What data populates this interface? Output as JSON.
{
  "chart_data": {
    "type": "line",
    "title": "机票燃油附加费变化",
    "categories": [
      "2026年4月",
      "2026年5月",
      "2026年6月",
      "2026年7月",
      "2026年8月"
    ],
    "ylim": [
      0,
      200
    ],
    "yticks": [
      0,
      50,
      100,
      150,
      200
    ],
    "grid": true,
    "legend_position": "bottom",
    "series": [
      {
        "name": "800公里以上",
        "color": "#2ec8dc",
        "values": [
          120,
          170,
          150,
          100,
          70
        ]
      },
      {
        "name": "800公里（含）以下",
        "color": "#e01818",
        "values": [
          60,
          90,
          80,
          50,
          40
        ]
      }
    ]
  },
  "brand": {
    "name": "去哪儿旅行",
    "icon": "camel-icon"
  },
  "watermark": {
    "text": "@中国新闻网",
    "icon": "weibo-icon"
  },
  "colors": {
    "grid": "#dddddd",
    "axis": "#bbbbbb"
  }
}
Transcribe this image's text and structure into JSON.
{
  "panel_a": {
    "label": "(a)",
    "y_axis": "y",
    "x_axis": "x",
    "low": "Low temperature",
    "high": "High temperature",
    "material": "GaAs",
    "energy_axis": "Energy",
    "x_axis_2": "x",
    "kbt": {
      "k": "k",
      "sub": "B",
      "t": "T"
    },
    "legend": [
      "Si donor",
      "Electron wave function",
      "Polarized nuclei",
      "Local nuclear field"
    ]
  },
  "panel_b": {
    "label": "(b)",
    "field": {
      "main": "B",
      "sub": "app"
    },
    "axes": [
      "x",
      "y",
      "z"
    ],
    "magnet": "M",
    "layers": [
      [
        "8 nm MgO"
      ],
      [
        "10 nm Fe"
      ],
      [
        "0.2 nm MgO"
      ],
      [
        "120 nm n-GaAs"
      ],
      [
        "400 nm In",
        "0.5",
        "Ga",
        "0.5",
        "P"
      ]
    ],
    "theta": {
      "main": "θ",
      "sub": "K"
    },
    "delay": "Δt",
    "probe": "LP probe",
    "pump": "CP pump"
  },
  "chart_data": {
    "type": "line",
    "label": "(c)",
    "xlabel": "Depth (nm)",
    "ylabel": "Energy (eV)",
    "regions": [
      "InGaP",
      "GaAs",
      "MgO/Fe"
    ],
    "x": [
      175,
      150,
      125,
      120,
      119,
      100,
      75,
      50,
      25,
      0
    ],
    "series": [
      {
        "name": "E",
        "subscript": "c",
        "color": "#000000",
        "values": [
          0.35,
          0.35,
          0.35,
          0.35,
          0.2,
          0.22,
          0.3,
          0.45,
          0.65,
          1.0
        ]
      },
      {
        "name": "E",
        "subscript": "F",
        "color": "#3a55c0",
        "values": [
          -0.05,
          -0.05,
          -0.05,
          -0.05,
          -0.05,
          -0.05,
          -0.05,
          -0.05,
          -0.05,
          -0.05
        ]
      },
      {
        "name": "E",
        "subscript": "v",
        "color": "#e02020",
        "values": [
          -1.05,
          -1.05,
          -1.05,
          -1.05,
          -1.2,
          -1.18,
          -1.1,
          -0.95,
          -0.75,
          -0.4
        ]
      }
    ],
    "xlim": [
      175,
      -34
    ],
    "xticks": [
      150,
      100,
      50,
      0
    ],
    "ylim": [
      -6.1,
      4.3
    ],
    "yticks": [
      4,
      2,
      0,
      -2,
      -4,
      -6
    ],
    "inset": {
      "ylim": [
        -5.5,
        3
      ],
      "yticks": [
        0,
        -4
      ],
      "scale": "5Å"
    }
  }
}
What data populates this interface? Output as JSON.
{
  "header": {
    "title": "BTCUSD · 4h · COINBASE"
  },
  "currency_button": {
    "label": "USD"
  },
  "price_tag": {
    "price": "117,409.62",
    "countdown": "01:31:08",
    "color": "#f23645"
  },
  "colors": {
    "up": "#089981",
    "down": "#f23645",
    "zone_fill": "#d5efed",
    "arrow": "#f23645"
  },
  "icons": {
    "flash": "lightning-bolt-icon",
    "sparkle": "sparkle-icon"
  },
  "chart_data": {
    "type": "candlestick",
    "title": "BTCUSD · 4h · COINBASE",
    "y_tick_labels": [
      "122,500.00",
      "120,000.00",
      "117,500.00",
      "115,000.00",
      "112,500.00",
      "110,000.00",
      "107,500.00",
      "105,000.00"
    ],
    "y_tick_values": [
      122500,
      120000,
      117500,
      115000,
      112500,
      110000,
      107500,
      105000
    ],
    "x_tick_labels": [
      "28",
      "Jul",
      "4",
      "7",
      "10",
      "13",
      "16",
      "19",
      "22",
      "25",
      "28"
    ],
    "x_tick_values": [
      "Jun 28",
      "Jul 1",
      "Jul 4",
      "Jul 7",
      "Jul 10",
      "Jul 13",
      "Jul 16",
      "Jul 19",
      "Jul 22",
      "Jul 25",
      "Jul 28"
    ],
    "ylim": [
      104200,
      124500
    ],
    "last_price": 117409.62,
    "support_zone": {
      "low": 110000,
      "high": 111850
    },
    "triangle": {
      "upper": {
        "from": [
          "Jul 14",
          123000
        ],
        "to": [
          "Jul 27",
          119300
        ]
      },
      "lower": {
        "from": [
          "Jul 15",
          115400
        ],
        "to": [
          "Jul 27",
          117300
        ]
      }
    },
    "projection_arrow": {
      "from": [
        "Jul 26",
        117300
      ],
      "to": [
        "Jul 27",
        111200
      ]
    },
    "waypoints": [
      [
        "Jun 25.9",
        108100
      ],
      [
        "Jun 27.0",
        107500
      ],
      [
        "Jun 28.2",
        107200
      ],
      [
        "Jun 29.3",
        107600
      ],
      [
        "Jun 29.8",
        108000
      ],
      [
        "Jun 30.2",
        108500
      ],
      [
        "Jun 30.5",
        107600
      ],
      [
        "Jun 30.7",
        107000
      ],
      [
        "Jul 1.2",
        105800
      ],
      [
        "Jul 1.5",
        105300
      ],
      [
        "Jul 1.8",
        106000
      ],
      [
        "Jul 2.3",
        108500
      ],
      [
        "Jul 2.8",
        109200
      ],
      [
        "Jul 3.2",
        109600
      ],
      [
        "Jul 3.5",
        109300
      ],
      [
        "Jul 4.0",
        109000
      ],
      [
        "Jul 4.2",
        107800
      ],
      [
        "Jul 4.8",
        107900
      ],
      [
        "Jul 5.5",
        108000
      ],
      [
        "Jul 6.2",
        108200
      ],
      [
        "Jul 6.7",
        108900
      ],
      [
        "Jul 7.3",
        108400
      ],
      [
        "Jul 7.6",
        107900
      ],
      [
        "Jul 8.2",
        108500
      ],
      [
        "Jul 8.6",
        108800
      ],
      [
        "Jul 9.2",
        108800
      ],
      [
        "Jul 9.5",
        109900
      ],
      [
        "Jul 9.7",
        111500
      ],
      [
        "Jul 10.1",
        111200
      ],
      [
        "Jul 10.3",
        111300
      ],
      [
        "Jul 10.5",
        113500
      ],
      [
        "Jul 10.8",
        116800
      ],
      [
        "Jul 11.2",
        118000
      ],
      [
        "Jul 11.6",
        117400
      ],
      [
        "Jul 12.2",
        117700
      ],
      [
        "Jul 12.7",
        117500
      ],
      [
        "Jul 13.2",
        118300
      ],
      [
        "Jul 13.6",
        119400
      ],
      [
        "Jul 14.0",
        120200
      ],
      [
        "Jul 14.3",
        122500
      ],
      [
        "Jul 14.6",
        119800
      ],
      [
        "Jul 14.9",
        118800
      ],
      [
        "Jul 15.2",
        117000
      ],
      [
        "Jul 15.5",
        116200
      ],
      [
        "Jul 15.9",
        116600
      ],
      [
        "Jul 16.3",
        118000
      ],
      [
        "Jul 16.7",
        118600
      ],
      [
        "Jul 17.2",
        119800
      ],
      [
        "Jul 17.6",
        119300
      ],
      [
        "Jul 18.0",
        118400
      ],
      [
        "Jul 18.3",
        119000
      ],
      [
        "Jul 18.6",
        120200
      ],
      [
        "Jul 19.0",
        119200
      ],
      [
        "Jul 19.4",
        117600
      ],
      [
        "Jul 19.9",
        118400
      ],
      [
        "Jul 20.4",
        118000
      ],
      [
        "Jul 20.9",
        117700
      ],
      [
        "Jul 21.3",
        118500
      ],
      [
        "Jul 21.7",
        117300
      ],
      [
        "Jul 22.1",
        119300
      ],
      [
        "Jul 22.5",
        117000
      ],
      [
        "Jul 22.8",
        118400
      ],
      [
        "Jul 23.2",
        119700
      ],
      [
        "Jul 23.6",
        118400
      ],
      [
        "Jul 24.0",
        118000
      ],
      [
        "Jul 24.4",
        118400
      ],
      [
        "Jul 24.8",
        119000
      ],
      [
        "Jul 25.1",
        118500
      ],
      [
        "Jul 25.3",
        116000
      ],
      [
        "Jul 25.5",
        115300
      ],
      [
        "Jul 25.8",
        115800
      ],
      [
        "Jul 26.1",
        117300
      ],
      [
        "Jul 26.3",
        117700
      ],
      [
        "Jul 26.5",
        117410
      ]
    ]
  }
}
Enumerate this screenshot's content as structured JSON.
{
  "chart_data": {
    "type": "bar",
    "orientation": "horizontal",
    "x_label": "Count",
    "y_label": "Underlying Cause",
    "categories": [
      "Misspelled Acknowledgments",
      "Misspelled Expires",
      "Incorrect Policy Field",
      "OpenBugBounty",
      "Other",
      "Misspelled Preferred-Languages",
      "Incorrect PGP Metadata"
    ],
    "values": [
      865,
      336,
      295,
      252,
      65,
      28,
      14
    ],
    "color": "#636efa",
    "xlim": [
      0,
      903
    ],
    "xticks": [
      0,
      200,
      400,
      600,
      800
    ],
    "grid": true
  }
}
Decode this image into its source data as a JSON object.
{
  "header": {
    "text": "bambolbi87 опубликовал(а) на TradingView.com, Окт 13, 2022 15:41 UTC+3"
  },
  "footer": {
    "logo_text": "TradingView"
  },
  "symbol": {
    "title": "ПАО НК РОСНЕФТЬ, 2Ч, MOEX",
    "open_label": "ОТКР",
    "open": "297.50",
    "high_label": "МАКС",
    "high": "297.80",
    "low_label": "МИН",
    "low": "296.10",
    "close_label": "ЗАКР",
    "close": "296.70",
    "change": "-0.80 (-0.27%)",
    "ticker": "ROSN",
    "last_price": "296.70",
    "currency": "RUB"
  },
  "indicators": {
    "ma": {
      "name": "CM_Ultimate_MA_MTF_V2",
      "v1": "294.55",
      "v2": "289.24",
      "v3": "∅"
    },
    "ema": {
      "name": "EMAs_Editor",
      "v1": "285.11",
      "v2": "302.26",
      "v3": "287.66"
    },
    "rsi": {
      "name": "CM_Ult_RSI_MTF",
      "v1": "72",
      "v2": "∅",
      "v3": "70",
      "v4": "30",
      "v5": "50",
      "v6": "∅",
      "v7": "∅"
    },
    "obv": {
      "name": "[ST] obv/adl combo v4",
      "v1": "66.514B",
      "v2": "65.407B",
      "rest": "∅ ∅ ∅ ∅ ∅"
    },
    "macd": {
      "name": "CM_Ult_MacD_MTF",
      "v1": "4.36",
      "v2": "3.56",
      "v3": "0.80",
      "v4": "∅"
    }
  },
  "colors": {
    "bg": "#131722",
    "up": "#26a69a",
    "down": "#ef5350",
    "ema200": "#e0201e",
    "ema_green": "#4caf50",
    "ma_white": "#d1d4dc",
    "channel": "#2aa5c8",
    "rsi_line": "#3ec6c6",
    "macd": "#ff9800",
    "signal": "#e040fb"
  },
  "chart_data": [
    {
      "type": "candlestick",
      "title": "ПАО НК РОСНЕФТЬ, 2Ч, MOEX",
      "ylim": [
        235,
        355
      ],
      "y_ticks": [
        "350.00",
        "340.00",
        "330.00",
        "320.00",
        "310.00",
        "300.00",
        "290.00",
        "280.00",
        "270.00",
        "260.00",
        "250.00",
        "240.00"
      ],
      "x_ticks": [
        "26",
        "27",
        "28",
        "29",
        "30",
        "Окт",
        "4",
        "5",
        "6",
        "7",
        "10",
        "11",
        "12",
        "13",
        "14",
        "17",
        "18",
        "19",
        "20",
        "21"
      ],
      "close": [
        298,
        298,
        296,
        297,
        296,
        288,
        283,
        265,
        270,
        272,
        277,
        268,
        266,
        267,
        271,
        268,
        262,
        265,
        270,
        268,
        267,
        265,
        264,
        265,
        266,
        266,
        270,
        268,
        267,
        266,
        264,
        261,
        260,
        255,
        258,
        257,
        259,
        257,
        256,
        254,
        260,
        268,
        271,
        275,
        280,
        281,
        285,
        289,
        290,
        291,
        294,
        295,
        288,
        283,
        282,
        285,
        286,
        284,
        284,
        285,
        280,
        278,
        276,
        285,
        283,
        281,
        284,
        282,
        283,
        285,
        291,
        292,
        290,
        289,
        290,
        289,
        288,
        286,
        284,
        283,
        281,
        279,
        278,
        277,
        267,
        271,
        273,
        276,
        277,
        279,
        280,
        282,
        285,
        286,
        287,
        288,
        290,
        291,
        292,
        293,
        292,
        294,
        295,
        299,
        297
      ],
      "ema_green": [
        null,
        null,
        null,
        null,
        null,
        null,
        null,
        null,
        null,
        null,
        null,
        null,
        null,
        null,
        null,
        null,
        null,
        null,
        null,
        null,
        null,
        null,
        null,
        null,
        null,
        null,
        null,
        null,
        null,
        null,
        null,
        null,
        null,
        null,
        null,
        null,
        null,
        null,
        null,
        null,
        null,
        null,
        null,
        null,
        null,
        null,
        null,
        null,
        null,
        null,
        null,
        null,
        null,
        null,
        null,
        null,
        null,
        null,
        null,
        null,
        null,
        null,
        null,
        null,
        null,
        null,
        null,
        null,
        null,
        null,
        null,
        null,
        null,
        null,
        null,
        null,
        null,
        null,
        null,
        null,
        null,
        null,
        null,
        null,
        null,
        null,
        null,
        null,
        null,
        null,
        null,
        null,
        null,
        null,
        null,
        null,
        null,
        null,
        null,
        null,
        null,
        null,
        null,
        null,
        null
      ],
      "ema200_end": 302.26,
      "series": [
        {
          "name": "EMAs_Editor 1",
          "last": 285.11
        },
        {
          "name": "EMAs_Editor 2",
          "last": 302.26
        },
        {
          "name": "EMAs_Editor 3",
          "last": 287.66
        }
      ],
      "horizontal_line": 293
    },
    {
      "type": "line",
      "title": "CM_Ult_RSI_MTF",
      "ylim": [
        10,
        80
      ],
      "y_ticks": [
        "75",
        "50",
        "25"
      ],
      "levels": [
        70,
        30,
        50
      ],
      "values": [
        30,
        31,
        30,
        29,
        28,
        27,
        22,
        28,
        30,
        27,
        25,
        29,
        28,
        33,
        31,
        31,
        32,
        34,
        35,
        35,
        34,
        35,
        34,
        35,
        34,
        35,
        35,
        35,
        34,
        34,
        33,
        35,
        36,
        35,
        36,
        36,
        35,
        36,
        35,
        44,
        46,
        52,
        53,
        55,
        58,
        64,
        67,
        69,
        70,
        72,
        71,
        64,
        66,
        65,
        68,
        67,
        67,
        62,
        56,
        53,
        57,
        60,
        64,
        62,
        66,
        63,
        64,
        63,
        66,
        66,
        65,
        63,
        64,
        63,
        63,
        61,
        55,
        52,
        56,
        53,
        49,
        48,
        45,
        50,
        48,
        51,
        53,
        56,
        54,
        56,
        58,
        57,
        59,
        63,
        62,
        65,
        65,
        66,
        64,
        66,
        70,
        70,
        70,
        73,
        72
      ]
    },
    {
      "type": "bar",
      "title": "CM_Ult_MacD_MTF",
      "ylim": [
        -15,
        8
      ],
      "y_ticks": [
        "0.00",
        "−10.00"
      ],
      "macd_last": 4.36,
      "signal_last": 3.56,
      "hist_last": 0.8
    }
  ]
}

> **Problem requirements**
Count every line in the listing above that holds "Incorrect", then report only the count.

> **Answer to this problem**
2